Directions for this task:
Your task is to copy the material exactly.

□ □ □ □

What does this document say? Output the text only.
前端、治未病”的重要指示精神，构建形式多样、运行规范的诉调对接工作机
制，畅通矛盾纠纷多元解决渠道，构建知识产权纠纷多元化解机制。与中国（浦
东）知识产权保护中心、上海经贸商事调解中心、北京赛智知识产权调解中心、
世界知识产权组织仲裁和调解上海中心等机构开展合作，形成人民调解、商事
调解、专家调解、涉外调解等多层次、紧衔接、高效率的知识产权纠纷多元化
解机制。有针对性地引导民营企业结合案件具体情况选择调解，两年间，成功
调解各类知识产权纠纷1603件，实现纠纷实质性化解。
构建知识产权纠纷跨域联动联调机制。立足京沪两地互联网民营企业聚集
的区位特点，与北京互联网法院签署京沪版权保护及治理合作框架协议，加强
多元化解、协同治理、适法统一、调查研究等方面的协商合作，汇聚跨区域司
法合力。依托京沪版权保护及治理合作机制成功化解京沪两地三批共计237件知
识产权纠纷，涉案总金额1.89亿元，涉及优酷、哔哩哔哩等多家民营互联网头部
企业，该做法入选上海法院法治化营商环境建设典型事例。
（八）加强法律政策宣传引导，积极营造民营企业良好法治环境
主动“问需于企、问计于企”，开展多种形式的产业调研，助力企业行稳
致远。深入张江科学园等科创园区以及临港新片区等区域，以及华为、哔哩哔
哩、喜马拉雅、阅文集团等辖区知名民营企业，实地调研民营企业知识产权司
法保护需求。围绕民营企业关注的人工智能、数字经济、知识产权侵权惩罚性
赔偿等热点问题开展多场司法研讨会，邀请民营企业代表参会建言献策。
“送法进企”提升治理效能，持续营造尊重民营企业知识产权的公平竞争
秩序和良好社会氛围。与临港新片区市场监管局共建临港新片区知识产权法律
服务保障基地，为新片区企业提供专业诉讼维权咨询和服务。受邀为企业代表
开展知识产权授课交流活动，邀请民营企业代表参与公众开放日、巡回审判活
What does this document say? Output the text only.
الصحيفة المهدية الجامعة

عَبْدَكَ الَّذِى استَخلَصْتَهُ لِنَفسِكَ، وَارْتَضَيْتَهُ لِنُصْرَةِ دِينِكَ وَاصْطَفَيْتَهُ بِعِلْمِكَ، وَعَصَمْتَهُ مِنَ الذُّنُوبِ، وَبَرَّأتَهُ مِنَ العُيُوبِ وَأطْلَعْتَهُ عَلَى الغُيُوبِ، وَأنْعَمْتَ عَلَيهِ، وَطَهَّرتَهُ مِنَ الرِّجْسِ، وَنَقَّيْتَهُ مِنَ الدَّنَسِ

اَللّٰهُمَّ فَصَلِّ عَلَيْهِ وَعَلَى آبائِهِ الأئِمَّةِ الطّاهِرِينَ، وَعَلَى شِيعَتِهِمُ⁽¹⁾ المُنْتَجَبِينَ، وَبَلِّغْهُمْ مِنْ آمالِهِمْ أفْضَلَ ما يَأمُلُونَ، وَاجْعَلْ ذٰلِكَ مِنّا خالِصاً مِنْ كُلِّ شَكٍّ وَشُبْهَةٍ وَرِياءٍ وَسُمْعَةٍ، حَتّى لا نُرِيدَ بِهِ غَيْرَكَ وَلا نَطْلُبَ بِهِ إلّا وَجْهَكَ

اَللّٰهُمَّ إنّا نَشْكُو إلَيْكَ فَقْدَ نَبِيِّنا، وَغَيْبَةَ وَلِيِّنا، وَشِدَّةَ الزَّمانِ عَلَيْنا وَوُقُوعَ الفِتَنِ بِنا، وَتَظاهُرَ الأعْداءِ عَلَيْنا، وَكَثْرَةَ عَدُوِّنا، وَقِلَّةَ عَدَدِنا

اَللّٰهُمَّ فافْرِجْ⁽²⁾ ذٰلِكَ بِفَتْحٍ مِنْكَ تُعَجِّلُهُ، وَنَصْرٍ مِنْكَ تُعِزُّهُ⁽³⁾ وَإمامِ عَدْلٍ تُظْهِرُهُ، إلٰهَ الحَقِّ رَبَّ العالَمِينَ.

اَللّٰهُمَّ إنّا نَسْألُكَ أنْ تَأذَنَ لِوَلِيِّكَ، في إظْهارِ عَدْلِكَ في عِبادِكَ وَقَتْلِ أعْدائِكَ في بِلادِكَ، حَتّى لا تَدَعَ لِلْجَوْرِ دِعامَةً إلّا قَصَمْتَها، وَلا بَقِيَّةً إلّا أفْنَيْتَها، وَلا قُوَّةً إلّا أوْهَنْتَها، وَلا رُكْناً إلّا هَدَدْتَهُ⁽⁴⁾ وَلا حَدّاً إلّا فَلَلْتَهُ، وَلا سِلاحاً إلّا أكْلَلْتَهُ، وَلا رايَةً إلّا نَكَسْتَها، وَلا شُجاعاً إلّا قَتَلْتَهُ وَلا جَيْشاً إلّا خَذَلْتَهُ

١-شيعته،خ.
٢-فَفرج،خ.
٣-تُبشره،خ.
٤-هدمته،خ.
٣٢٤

□ □ □ □

The completed task:
What does this document say? Output the text only.
前端、治未病”的重要指示精神，构建形式多样、运行规范的诉调对接工作机
制，畅通矛盾纠纷多元解决渠道，构建知识产权纠纷多元化解机制。与中国（浦
东）知识产权保护中心、上海经贸商事调解中心、北京赛智知识产权调解中心、
世界知识产权组织仲裁和调解上海中心等机构开展合作，形成人民调解、商事
调解、专家调解、涉外调解等多层次、紧衔接、高效率的知识产权纠纷多元化
解机制。有针对性地引导民营企业结合案件具体情况选择调解，两年间，成功
调解各类知识产权纠纷1603件，实现纠纷实质性化解。
构建知识产权纠纷跨域联动联调机制。立足京沪两地互联网民营企业聚集
的区位特点，与北京互联网法院签署京沪版权保护及治理合作框架协议，加强
多元化解、协同治理、适法统一、调查研究等方面的协商合作，汇聚跨区域司
法合力。依托京沪版权保护及治理合作机制成功化解京沪两地三批共计237件知
识产权纠纷，涉案总金额1.89亿元，涉及优酷、哔哩哔哩等多家民营互联网头部
企业，该做法入选上海法院法治化营商环境建设典型事例。
（八）加强法律政策宣传引导，积极营造民营企业良好法治环境
主动“问需于企、问计于企”，开展多种形式的产业调研，助力企业行稳
致远。深入张江科学园等科创园区以及临港新片区等区域，以及华为、哔哩哔
哩、喜马拉雅、阅文集团等辖区知名民营企业，实地调研民营企业知识产权司
法保护需求。围绕民营企业关注的人工智能、数字经济、知识产权侵权惩罚性
赔偿等热点问题开展多场司法研讨会，邀请民营企业代表参会建言献策。
“送法进企”提升治理效能，持续营造尊重民营企业知识产权的公平竞争
秩序和良好社会氛围。与临港新片区市场监管局共建临港新片区知识产权法律
服务保障基地，为新片区企业提供专业诉讼维权咨询和服务。受邀为企业代表
开展知识产权授课交流活动，邀请民营企业代表参与公众开放日、巡回审判活
What does this document say? Output the text only.
الصحيفة المهدية الجامعة

عَبْدَكَ الَّذِى استَخلَصْتَهُ لِنَفسِكَ، وَارْتَضَيْتَهُ لِنُصْرَةِ دِينِكَ وَاصْطَفَيْتَهُ بِعِلْمِكَ، وَعَصَمْتَهُ مِنَ الذُّنُوبِ، وَبَرَّأتَهُ مِنَ العُيُوبِ وَأطْلَعْتَهُ عَلَى الغُيُوبِ، وَأنْعَمْتَ عَلَيهِ، وَطَهَّرتَهُ مِنَ الرِّجْسِ، وَنَقَّيْتَهُ مِنَ الدَّنَسِ

اَللّٰهُمَّ فَصَلِّ عَلَيْهِ وَعَلَى آبائِهِ الأئِمَّةِ الطّاهِرِينَ، وَعَلَى شِيعَتِهِمُ⁽¹⁾ المُنْتَجَبِينَ، وَبَلِّغْهُمْ مِنْ آمالِهِمْ أفْضَلَ ما يَأمُلُونَ، وَاجْعَلْ ذٰلِكَ مِنّا خالِصاً مِنْ كُلِّ شَكٍّ وَشُبْهَةٍ وَرِياءٍ وَسُمْعَةٍ، حَتّى لا نُرِيدَ بِهِ غَيْرَكَ وَلا نَطْلُبَ بِهِ إلّا وَجْهَكَ

اَللّٰهُمَّ إنّا نَشْكُو إلَيْكَ فَقْدَ نَبِيِّنا، وَغَيْبَةَ وَلِيِّنا، وَشِدَّةَ الزَّمانِ عَلَيْنا وَوُقُوعَ الفِتَنِ بِنا، وَتَظاهُرَ الأعْداءِ عَلَيْنا، وَكَثْرَةَ عَدُوِّنا، وَقِلَّةَ عَدَدِنا

اَللّٰهُمَّ فافْرِجْ⁽²⁾ ذٰلِكَ بِفَتْحٍ مِنْكَ تُعَجِّلُهُ، وَنَصْرٍ مِنْكَ تُعِزُّهُ⁽³⁾ وَإمامِ عَدْلٍ تُظْهِرُهُ، إلٰهَ الحَقِّ رَبَّ العالَمِينَ.

اَللّٰهُمَّ إنّا نَسْألُكَ أنْ تَأذَنَ لِوَلِيِّكَ، في إظْهارِ عَدْلِكَ في عِبادِكَ وَقَتْلِ أعْدائِكَ في بِلادِكَ، حَتّى لا تَدَعَ لِلْجَوْرِ دِعامَةً إلّا قَصَمْتَها، وَلا بَقِيَّةً إلّا أفْنَيْتَها، وَلا قُوَّةً إلّا أوْهَنْتَها، وَلا رُكْناً إلّا هَدَدْتَهُ⁽⁴⁾ وَلا حَدّاً إلّا فَلَلْتَهُ، وَلا سِلاحاً إلّا أكْلَلْتَهُ، وَلا رايَةً إلّا نَكَسْتَها، وَلا شُجاعاً إلّا قَتَلْتَهُ وَلا جَيْشاً إلّا خَذَلْتَهُ

١-شيعته،خ.
٢-فَفرج،خ.
٣-تُبشره،خ.
٤-هدمته،خ.
٣٢٤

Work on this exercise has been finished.